▸ **WRITTEN REQUEST**
Transcribe the lines below verbatim, skipping the images.

▸ **RECORDED INFORMATION**
####
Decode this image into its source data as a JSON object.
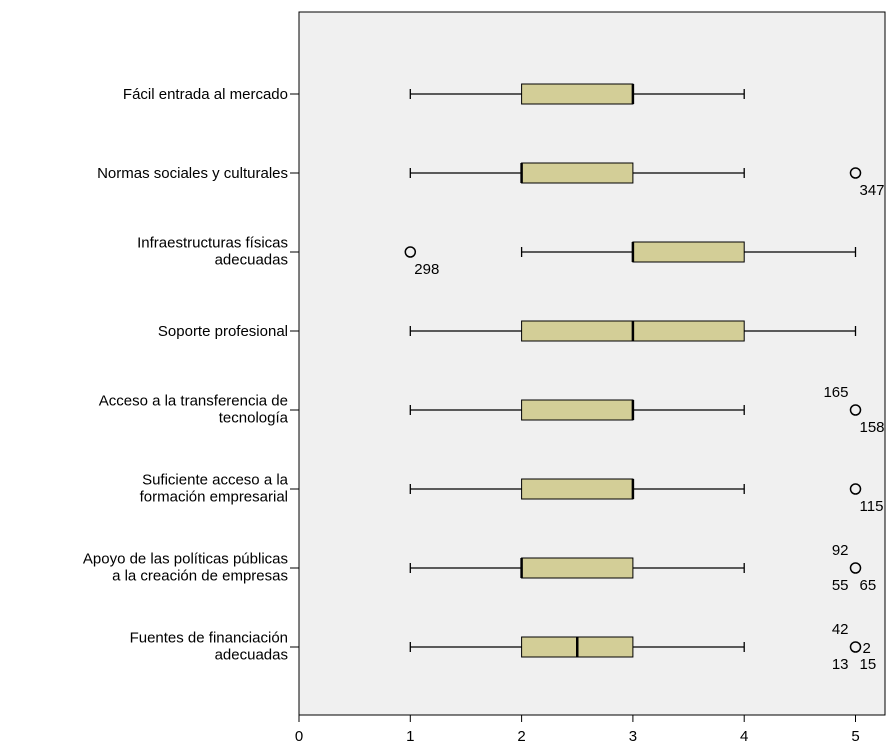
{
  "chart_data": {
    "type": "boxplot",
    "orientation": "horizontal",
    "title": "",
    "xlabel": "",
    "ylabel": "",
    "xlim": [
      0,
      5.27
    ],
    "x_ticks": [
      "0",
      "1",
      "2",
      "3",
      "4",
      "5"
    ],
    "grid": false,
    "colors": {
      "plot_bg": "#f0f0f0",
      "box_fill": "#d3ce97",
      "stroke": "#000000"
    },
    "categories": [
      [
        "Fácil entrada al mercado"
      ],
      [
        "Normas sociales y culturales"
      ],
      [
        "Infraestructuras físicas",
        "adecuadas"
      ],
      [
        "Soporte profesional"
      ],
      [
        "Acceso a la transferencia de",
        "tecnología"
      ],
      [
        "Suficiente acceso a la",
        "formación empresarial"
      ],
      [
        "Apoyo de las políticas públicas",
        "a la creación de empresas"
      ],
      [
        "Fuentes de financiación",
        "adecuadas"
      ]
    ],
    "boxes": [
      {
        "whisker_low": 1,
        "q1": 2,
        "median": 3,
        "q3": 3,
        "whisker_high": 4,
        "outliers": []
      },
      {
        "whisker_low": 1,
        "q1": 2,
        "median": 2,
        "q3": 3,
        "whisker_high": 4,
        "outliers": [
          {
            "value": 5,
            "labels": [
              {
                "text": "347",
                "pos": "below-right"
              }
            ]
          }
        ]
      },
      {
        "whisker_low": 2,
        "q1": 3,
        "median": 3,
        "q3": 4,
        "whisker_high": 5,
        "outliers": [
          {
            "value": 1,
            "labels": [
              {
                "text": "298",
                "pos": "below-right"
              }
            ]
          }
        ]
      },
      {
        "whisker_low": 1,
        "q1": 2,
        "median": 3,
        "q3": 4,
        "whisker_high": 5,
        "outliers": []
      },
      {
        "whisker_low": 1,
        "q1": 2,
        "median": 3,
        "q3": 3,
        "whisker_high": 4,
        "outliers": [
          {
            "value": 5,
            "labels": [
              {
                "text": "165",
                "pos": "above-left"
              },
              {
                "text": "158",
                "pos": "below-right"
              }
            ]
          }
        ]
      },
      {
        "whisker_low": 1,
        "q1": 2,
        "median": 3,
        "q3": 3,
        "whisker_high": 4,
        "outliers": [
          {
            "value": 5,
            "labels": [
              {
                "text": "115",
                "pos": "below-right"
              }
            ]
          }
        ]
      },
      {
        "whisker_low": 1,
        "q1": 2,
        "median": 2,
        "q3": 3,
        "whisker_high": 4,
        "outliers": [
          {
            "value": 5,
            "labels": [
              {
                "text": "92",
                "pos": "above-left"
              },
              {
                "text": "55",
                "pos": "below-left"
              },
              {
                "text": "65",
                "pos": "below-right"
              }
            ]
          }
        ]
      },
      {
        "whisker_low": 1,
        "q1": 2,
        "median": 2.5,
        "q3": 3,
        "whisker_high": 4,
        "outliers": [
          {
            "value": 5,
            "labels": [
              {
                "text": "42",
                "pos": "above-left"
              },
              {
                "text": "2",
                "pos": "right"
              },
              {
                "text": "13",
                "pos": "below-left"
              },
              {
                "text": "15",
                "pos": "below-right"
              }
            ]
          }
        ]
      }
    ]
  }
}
####
▸ **WRITTEN SOLUTION**
Decode this image into its source data as a JSON object.
{
  "chart_data": {
    "type": "boxplot",
    "orientation": "horizontal",
    "title": "",
    "xlabel": "",
    "ylabel": "",
    "xlim": [
      0,
      5.27
    ],
    "x_ticks": [
      "0",
      "1",
      "2",
      "3",
      "4",
      "5"
    ],
    "grid": false,
    "colors": {
      "plot_bg": "#f0f0f0",
      "box_fill": "#d3ce97",
      "stroke": "#000000"
    },
    "categories": [
      [
        "Fácil entrada al mercado"
      ],
      [
        "Normas sociales y culturales"
      ],
      [
        "Infraestructuras físicas",
        "adecuadas"
      ],
      [
        "Soporte profesional"
      ],
      [
        "Acceso a la transferencia de",
        "tecnología"
      ],
      [
        "Suficiente acceso a la",
        "formación empresarial"
      ],
      [
        "Apoyo de las políticas públicas",
        "a la creación de empresas"
      ],
      [
        "Fuentes de financiación",
        "adecuadas"
      ]
    ],
    "boxes": [
      {
        "whisker_low": 1,
        "q1": 2,
        "median": 3,
        "q3": 3,
        "whisker_high": 4,
        "outliers": []
      },
      {
        "whisker_low": 1,
        "q1": 2,
        "median": 2,
        "q3": 3,
        "whisker_high": 4,
        "outliers": [
          {
            "value": 5,
            "labels": [
              {
                "text": "347",
                "pos": "below-right"
              }
            ]
          }
        ]
      },
      {
        "whisker_low": 2,
        "q1": 3,
        "median": 3,
        "q3": 4,
        "whisker_high": 5,
        "outliers": [
          {
            "value": 1,
            "labels": [
              {
                "text": "298",
                "pos": "below-right"
              }
            ]
          }
        ]
      },
      {
        "whisker_low": 1,
        "q1": 2,
        "median": 3,
        "q3": 4,
        "whisker_high": 5,
        "outliers": []
      },
      {
        "whisker_low": 1,
        "q1": 2,
        "median": 3,
        "q3": 3,
        "whisker_high": 4,
        "outliers": [
          {
            "value": 5,
            "labels": [
              {
                "text": "165",
                "pos": "above-left"
              },
              {
                "text": "158",
                "pos": "below-right"
              }
            ]
          }
        ]
      },
      {
        "whisker_low": 1,
        "q1": 2,
        "median": 3,
        "q3": 3,
        "whisker_high": 4,
        "outliers": [
          {
            "value": 5,
            "labels": [
              {
                "text": "115",
                "pos": "below-right"
              }
            ]
          }
        ]
      },
      {
        "whisker_low": 1,
        "q1": 2,
        "median": 2,
        "q3": 3,
        "whisker_high": 4,
        "outliers": [
          {
            "value": 5,
            "labels": [
              {
                "text": "92",
                "pos": "above-left"
              },
              {
                "text": "55",
                "pos": "below-left"
              },
              {
                "text": "65",
                "pos": "below-right"
              }
            ]
          }
        ]
      },
      {
        "whisker_low": 1,
        "q1": 2,
        "median": 2.5,
        "q3": 3,
        "whisker_high": 4,
        "outliers": [
          {
            "value": 5,
            "labels": [
              {
                "text": "42",
                "pos": "above-left"
              },
              {
                "text": "2",
                "pos": "right"
              },
              {
                "text": "13",
                "pos": "below-left"
              },
              {
                "text": "15",
                "pos": "below-right"
              }
            ]
          }
        ]
      }
    ]
  }
}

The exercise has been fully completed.